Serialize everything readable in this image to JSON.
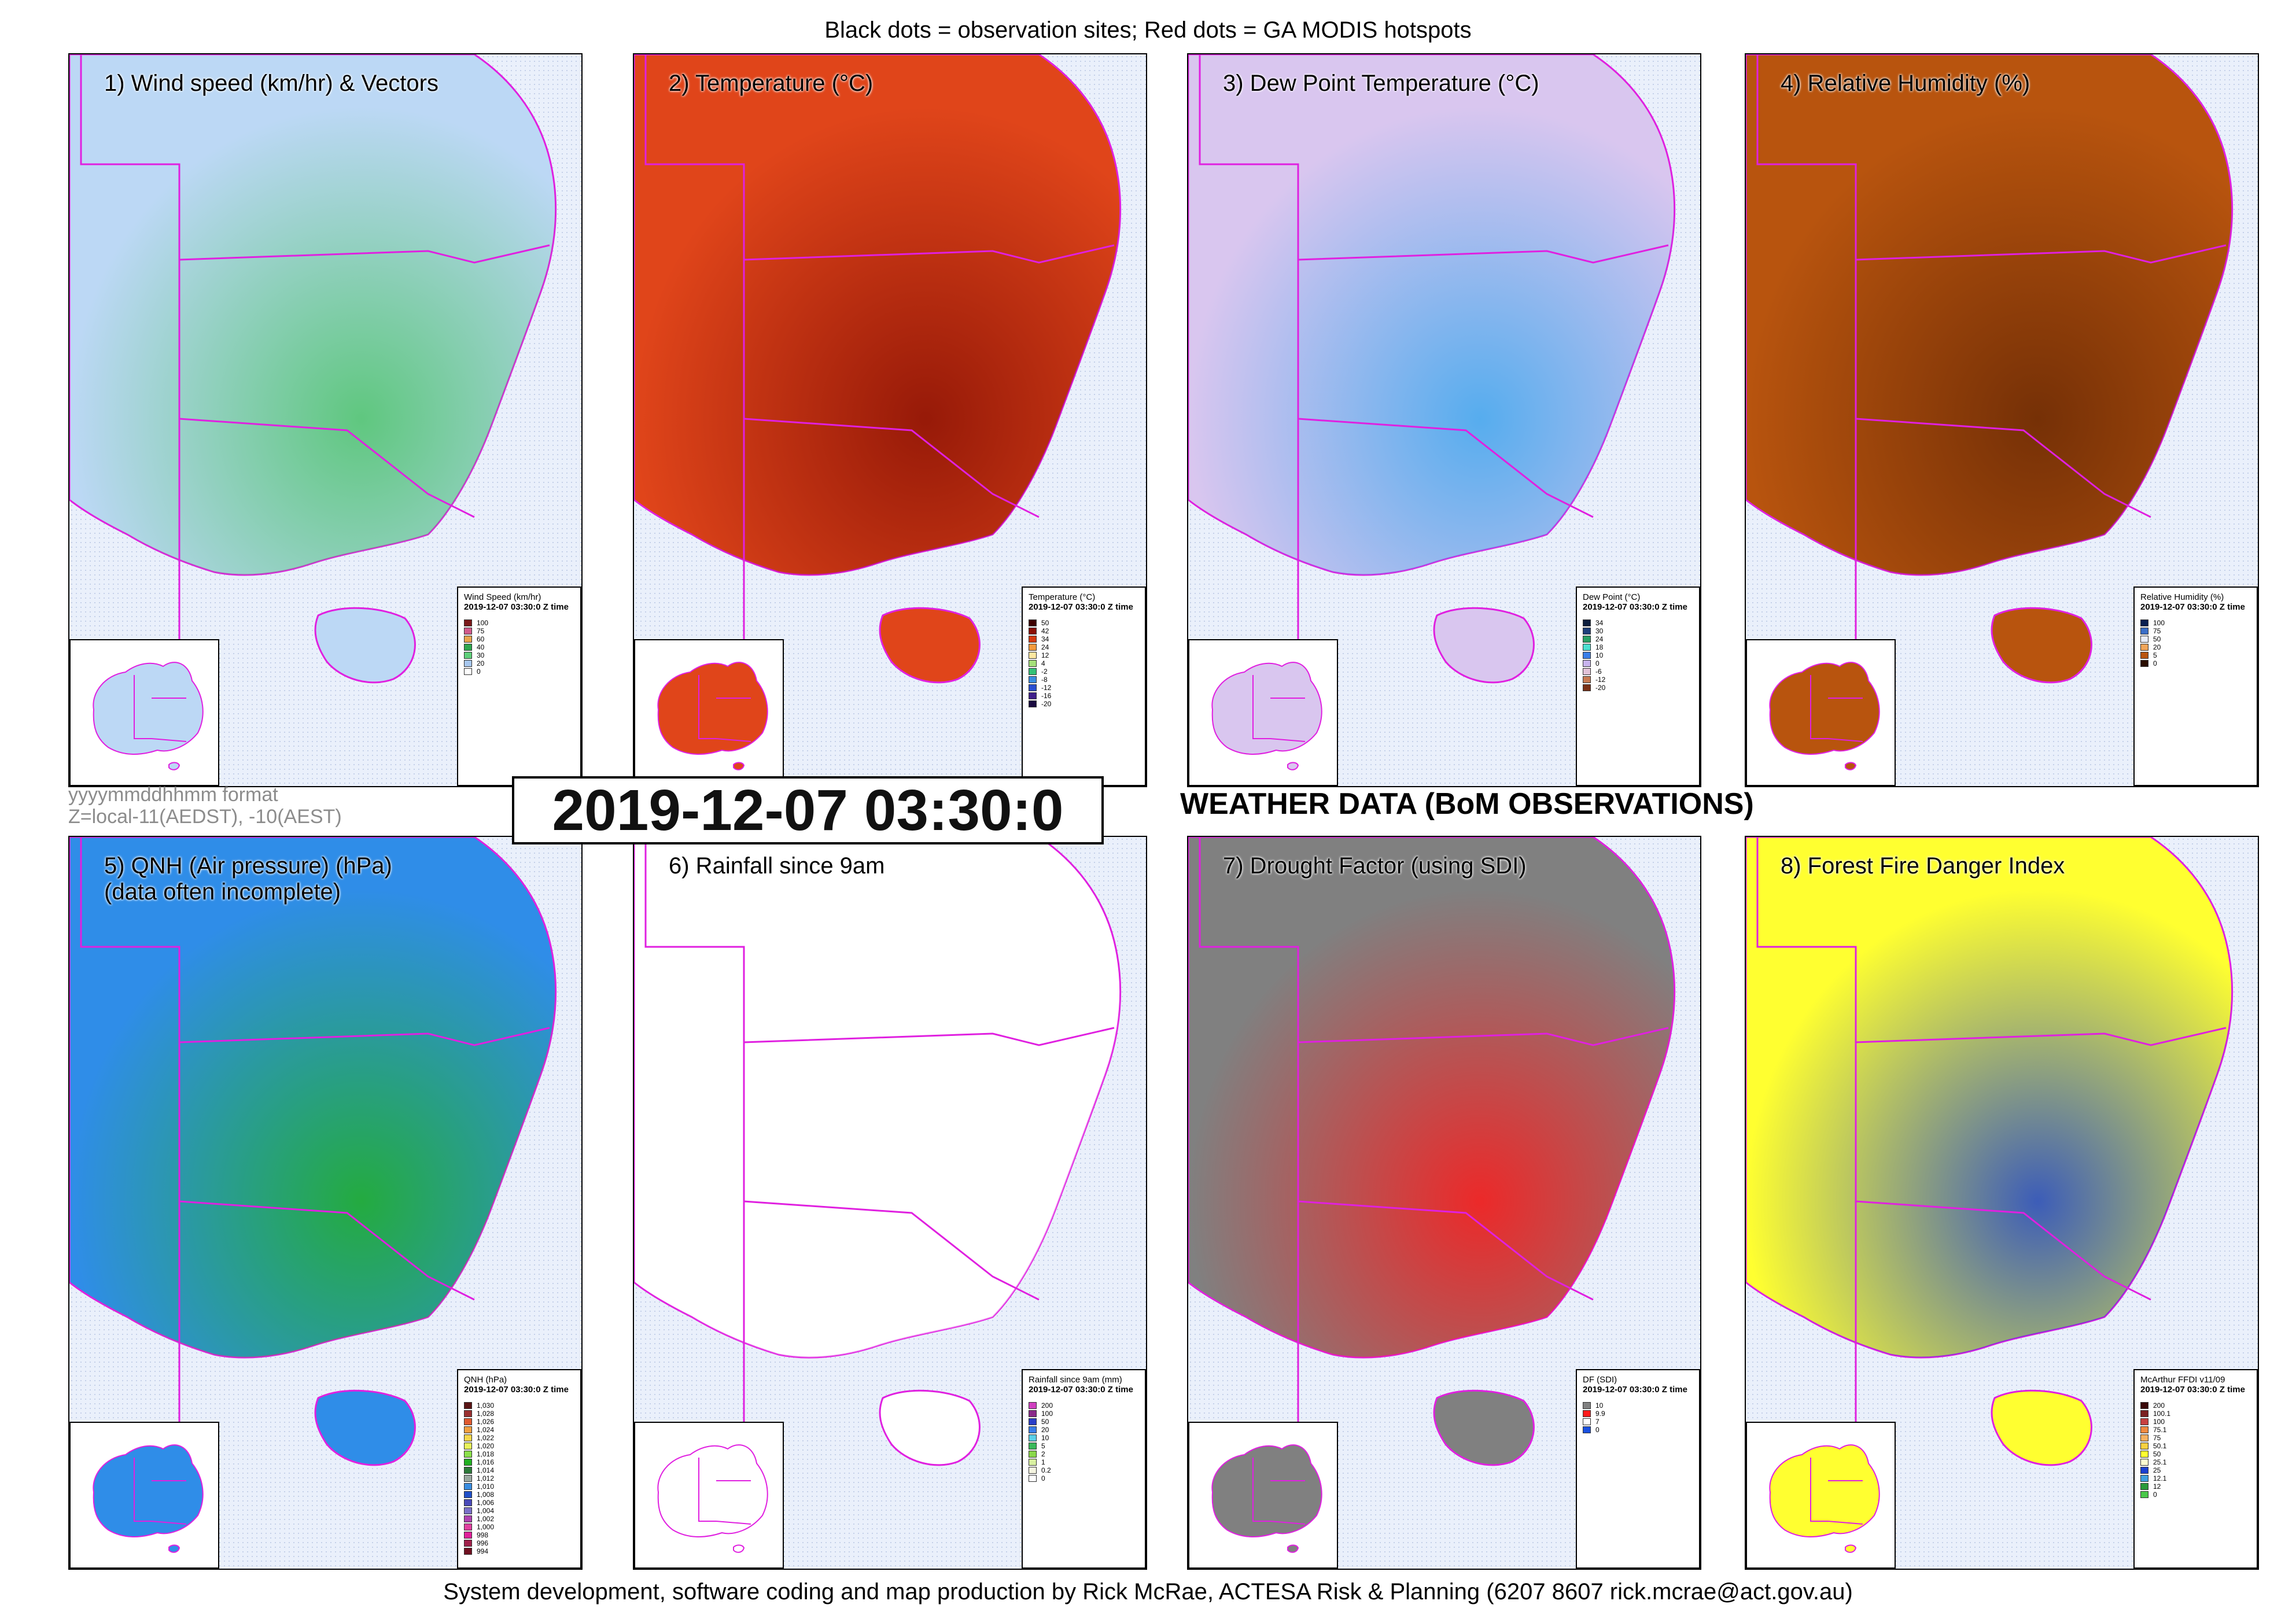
{
  "header": {
    "caption": "Black dots = observation sites; Red dots = GA MODIS hotspots"
  },
  "timestamp": "2019-12-07 03:30:0",
  "format_note": {
    "line1": "yyyymmddhhmm format",
    "line2": "Z=local-11(AEDST), -10(AEST)"
  },
  "main_title": "WEATHER DATA (BoM OBSERVATIONS)",
  "footer": "System development, software coding and map production by Rick McRae, ACTESA Risk & Planning (6207 8607 rick.mcrae@act.gov.au)",
  "panels": [
    {
      "title": "1) Wind speed (km/hr) & Vectors",
      "fill": "#bcd8f5",
      "accent": "#4fc46a",
      "legend": {
        "title": "Wind Speed (km/hr)",
        "date": "2019-12-07 03:30:0 Z time",
        "items": [
          {
            "label": "100",
            "color": "#7a1a1a"
          },
          {
            "label": "75",
            "color": "#d15a8c"
          },
          {
            "label": "60",
            "color": "#e8a54e"
          },
          {
            "label": "40",
            "color": "#2fa84f"
          },
          {
            "label": "30",
            "color": "#5fd07a"
          },
          {
            "label": "20",
            "color": "#a8c8ef"
          },
          {
            "label": "0",
            "color": "#ffffff"
          }
        ]
      }
    },
    {
      "title": "2) Temperature (°C)",
      "fill": "#e0451a",
      "accent": "#8a1205",
      "legend": {
        "title": "Temperature (°C)",
        "date": "2019-12-07 03:30:0 Z time",
        "items": [
          {
            "label": "50",
            "color": "#3d0000"
          },
          {
            "label": "42",
            "color": "#8a0f05"
          },
          {
            "label": "34",
            "color": "#d43a10"
          },
          {
            "label": "24",
            "color": "#f39a3c"
          },
          {
            "label": "12",
            "color": "#fde7a0"
          },
          {
            "label": "4",
            "color": "#a5e07a"
          },
          {
            "label": "-2",
            "color": "#33c276"
          },
          {
            "label": "-8",
            "color": "#3a8de0"
          },
          {
            "label": "-12",
            "color": "#2a4fd0"
          },
          {
            "label": "-16",
            "color": "#40208a"
          },
          {
            "label": "-20",
            "color": "#1a0b40"
          }
        ]
      }
    },
    {
      "title": "3) Dew Point Temperature (°C)",
      "fill": "#d9c6ef",
      "accent": "#3fa8ee",
      "legend": {
        "title": "Dew Point (°C)",
        "date": "2019-12-07 03:30:0 Z time",
        "items": [
          {
            "label": "34",
            "color": "#0d1e3d"
          },
          {
            "label": "30",
            "color": "#1f3f7a"
          },
          {
            "label": "24",
            "color": "#2aa065"
          },
          {
            "label": "18",
            "color": "#4be0d0"
          },
          {
            "label": "10",
            "color": "#3a7ee8"
          },
          {
            "label": "0",
            "color": "#c8b4ee"
          },
          {
            "label": "-6",
            "color": "#e2c3d8"
          },
          {
            "label": "-12",
            "color": "#c87a52"
          },
          {
            "label": "-20",
            "color": "#7a3015"
          }
        ]
      }
    },
    {
      "title": "4) Relative Humidity (%)",
      "fill": "#b8540e",
      "accent": "#6a2a05",
      "legend": {
        "title": "Relative Humidity (%)",
        "date": "2019-12-07 03:30:0 Z time",
        "items": [
          {
            "label": "100",
            "color": "#0b2050"
          },
          {
            "label": "75",
            "color": "#3a6ec8"
          },
          {
            "label": "50",
            "color": "#e8ecf8"
          },
          {
            "label": "20",
            "color": "#f0a55a"
          },
          {
            "label": "5",
            "color": "#b8540e"
          },
          {
            "label": "0",
            "color": "#2a0e00"
          }
        ]
      }
    },
    {
      "title": "5) QNH (Air pressure) (hPa)\n(data often incomplete)",
      "fill": "#2f8de8",
      "accent": "#22b022",
      "legend": {
        "title": "QNH (hPa)",
        "date": "2019-12-07 03:30:0 Z time",
        "items": [
          {
            "label": "1,030",
            "color": "#5a1414"
          },
          {
            "label": "1,028",
            "color": "#9a3030"
          },
          {
            "label": "1,026",
            "color": "#e05a30"
          },
          {
            "label": "1,024",
            "color": "#f2a040"
          },
          {
            "label": "1,022",
            "color": "#f6d84a"
          },
          {
            "label": "1,020",
            "color": "#e8f25a"
          },
          {
            "label": "1,018",
            "color": "#8be04a"
          },
          {
            "label": "1,016",
            "color": "#22b022"
          },
          {
            "label": "1,014",
            "color": "#2d7a3a"
          },
          {
            "label": "1,012",
            "color": "#9aa8a0"
          },
          {
            "label": "1,010",
            "color": "#3a8de0"
          },
          {
            "label": "1,008",
            "color": "#2050c8"
          },
          {
            "label": "1,006",
            "color": "#4a4ab8"
          },
          {
            "label": "1,004",
            "color": "#7a70c8"
          },
          {
            "label": "1,002",
            "color": "#b040b0"
          },
          {
            "label": "1,000",
            "color": "#e040a0"
          },
          {
            "label": "998",
            "color": "#e0209a"
          },
          {
            "label": "996",
            "color": "#a0204a"
          },
          {
            "label": "994",
            "color": "#701020"
          }
        ]
      }
    },
    {
      "title": "6) Rainfall since 9am",
      "fill": "#ffffff",
      "accent": "#ffffff",
      "legend": {
        "title": "Rainfall since 9am (mm)",
        "date": "2019-12-07 03:30:0 Z time",
        "items": [
          {
            "label": "200",
            "color": "#d040c0"
          },
          {
            "label": "100",
            "color": "#8a2a8a"
          },
          {
            "label": "50",
            "color": "#2a3ec8"
          },
          {
            "label": "20",
            "color": "#3a7ee8"
          },
          {
            "label": "10",
            "color": "#5ad0e8"
          },
          {
            "label": "5",
            "color": "#3ab85a"
          },
          {
            "label": "2",
            "color": "#8ad84a"
          },
          {
            "label": "1",
            "color": "#d8f0a0"
          },
          {
            "label": "0.2",
            "color": "#f4f4e0"
          },
          {
            "label": "0",
            "color": "#ffffff"
          }
        ]
      }
    },
    {
      "title": "7) Drought Factor (using SDI)",
      "fill": "#808080",
      "accent": "#ff1a1a",
      "legend": {
        "title": "DF (SDI)",
        "date": "2019-12-07 03:30:0 Z time",
        "items": [
          {
            "label": "10",
            "color": "#808080"
          },
          {
            "label": "9.9",
            "color": "#ff1a1a"
          },
          {
            "label": "7",
            "color": "#ffffff"
          },
          {
            "label": "0",
            "color": "#1a50e0"
          }
        ]
      }
    },
    {
      "title": "8) Forest Fire Danger Index",
      "fill": "#ffff30",
      "accent": "#1a40d0",
      "legend": {
        "title": "McArthur FFDI v11/09",
        "date": "2019-12-07 03:30:0 Z time",
        "items": [
          {
            "label": "200",
            "color": "#3a0a0a"
          },
          {
            "label": "100.1",
            "color": "#7a2020"
          },
          {
            "label": "100",
            "color": "#c84040"
          },
          {
            "label": "75.1",
            "color": "#f08a40"
          },
          {
            "label": "75",
            "color": "#f5b060"
          },
          {
            "label": "50.1",
            "color": "#f5d040"
          },
          {
            "label": "50",
            "color": "#ffff30"
          },
          {
            "label": "25.1",
            "color": "#fbfbd0"
          },
          {
            "label": "25",
            "color": "#1a40d0"
          },
          {
            "label": "12.1",
            "color": "#40a0e0"
          },
          {
            "label": "12",
            "color": "#2a9a3a"
          },
          {
            "label": "0",
            "color": "#4ac84a"
          }
        ]
      }
    }
  ]
}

⁂

Retype the whole listing exactly and leave the pictures out.

Serialize everything readable in this image to JSON.
{
  "header": {
    "caption": "Black dots = observation sites; Red dots = GA MODIS hotspots"
  },
  "timestamp": "2019-12-07 03:30:0",
  "format_note": {
    "line1": "yyyymmddhhmm format",
    "line2": "Z=local-11(AEDST), -10(AEST)"
  },
  "main_title": "WEATHER DATA (BoM OBSERVATIONS)",
  "footer": "System development, software coding and map production by Rick McRae, ACTESA Risk & Planning (6207 8607 rick.mcrae@act.gov.au)",
  "panels": [
    {
      "title": "1) Wind speed (km/hr) & Vectors",
      "fill": "#bcd8f5",
      "accent": "#4fc46a",
      "legend": {
        "title": "Wind Speed (km/hr)",
        "date": "2019-12-07 03:30:0 Z time",
        "items": [
          {
            "label": "100",
            "color": "#7a1a1a"
          },
          {
            "label": "75",
            "color": "#d15a8c"
          },
          {
            "label": "60",
            "color": "#e8a54e"
          },
          {
            "label": "40",
            "color": "#2fa84f"
          },
          {
            "label": "30",
            "color": "#5fd07a"
          },
          {
            "label": "20",
            "color": "#a8c8ef"
          },
          {
            "label": "0",
            "color": "#ffffff"
          }
        ]
      }
    },
    {
      "title": "2) Temperature (°C)",
      "fill": "#e0451a",
      "accent": "#8a1205",
      "legend": {
        "title": "Temperature (°C)",
        "date": "2019-12-07 03:30:0 Z time",
        "items": [
          {
            "label": "50",
            "color": "#3d0000"
          },
          {
            "label": "42",
            "color": "#8a0f05"
          },
          {
            "label": "34",
            "color": "#d43a10"
          },
          {
            "label": "24",
            "color": "#f39a3c"
          },
          {
            "label": "12",
            "color": "#fde7a0"
          },
          {
            "label": "4",
            "color": "#a5e07a"
          },
          {
            "label": "-2",
            "color": "#33c276"
          },
          {
            "label": "-8",
            "color": "#3a8de0"
          },
          {
            "label": "-12",
            "color": "#2a4fd0"
          },
          {
            "label": "-16",
            "color": "#40208a"
          },
          {
            "label": "-20",
            "color": "#1a0b40"
          }
        ]
      }
    },
    {
      "title": "3) Dew Point Temperature (°C)",
      "fill": "#d9c6ef",
      "accent": "#3fa8ee",
      "legend": {
        "title": "Dew Point (°C)",
        "date": "2019-12-07 03:30:0 Z time",
        "items": [
          {
            "label": "34",
            "color": "#0d1e3d"
          },
          {
            "label": "30",
            "color": "#1f3f7a"
          },
          {
            "label": "24",
            "color": "#2aa065"
          },
          {
            "label": "18",
            "color": "#4be0d0"
          },
          {
            "label": "10",
            "color": "#3a7ee8"
          },
          {
            "label": "0",
            "color": "#c8b4ee"
          },
          {
            "label": "-6",
            "color": "#e2c3d8"
          },
          {
            "label": "-12",
            "color": "#c87a52"
          },
          {
            "label": "-20",
            "color": "#7a3015"
          }
        ]
      }
    },
    {
      "title": "4) Relative Humidity (%)",
      "fill": "#b8540e",
      "accent": "#6a2a05",
      "legend": {
        "title": "Relative Humidity (%)",
        "date": "2019-12-07 03:30:0 Z time",
        "items": [
          {
            "label": "100",
            "color": "#0b2050"
          },
          {
            "label": "75",
            "color": "#3a6ec8"
          },
          {
            "label": "50",
            "color": "#e8ecf8"
          },
          {
            "label": "20",
            "color": "#f0a55a"
          },
          {
            "label": "5",
            "color": "#b8540e"
          },
          {
            "label": "0",
            "color": "#2a0e00"
          }
        ]
      }
    },
    {
      "title": "5) QNH (Air pressure) (hPa)\n(data often incomplete)",
      "fill": "#2f8de8",
      "accent": "#22b022",
      "legend": {
        "title": "QNH (hPa)",
        "date": "2019-12-07 03:30:0 Z time",
        "items": [
          {
            "label": "1,030",
            "color": "#5a1414"
          },
          {
            "label": "1,028",
            "color": "#9a3030"
          },
          {
            "label": "1,026",
            "color": "#e05a30"
          },
          {
            "label": "1,024",
            "color": "#f2a040"
          },
          {
            "label": "1,022",
            "color": "#f6d84a"
          },
          {
            "label": "1,020",
            "color": "#e8f25a"
          },
          {
            "label": "1,018",
            "color": "#8be04a"
          },
          {
            "label": "1,016",
            "color": "#22b022"
          },
          {
            "label": "1,014",
            "color": "#2d7a3a"
          },
          {
            "label": "1,012",
            "color": "#9aa8a0"
          },
          {
            "label": "1,010",
            "color": "#3a8de0"
          },
          {
            "label": "1,008",
            "color": "#2050c8"
          },
          {
            "label": "1,006",
            "color": "#4a4ab8"
          },
          {
            "label": "1,004",
            "color": "#7a70c8"
          },
          {
            "label": "1,002",
            "color": "#b040b0"
          },
          {
            "label": "1,000",
            "color": "#e040a0"
          },
          {
            "label": "998",
            "color": "#e0209a"
          },
          {
            "label": "996",
            "color": "#a0204a"
          },
          {
            "label": "994",
            "color": "#701020"
          }
        ]
      }
    },
    {
      "title": "6) Rainfall since 9am",
      "fill": "#ffffff",
      "accent": "#ffffff",
      "legend": {
        "title": "Rainfall since 9am (mm)",
        "date": "2019-12-07 03:30:0 Z time",
        "items": [
          {
            "label": "200",
            "color": "#d040c0"
          },
          {
            "label": "100",
            "color": "#8a2a8a"
          },
          {
            "label": "50",
            "color": "#2a3ec8"
          },
          {
            "label": "20",
            "color": "#3a7ee8"
          },
          {
            "label": "10",
            "color": "#5ad0e8"
          },
          {
            "label": "5",
            "color": "#3ab85a"
          },
          {
            "label": "2",
            "color": "#8ad84a"
          },
          {
            "label": "1",
            "color": "#d8f0a0"
          },
          {
            "label": "0.2",
            "color": "#f4f4e0"
          },
          {
            "label": "0",
            "color": "#ffffff"
          }
        ]
      }
    },
    {
      "title": "7) Drought Factor (using SDI)",
      "fill": "#808080",
      "accent": "#ff1a1a",
      "legend": {
        "title": "DF (SDI)",
        "date": "2019-12-07 03:30:0 Z time",
        "items": [
          {
            "label": "10",
            "color": "#808080"
          },
          {
            "label": "9.9",
            "color": "#ff1a1a"
          },
          {
            "label": "7",
            "color": "#ffffff"
          },
          {
            "label": "0",
            "color": "#1a50e0"
          }
        ]
      }
    },
    {
      "title": "8) Forest Fire Danger Index",
      "fill": "#ffff30",
      "accent": "#1a40d0",
      "legend": {
        "title": "McArthur FFDI v11/09",
        "date": "2019-12-07 03:30:0 Z time",
        "items": [
          {
            "label": "200",
            "color": "#3a0a0a"
          },
          {
            "label": "100.1",
            "color": "#7a2020"
          },
          {
            "label": "100",
            "color": "#c84040"
          },
          {
            "label": "75.1",
            "color": "#f08a40"
          },
          {
            "label": "75",
            "color": "#f5b060"
          },
          {
            "label": "50.1",
            "color": "#f5d040"
          },
          {
            "label": "50",
            "color": "#ffff30"
          },
          {
            "label": "25.1",
            "color": "#fbfbd0"
          },
          {
            "label": "25",
            "color": "#1a40d0"
          },
          {
            "label": "12.1",
            "color": "#40a0e0"
          },
          {
            "label": "12",
            "color": "#2a9a3a"
          },
          {
            "label": "0",
            "color": "#4ac84a"
          }
        ]
      }
    }
  ]
}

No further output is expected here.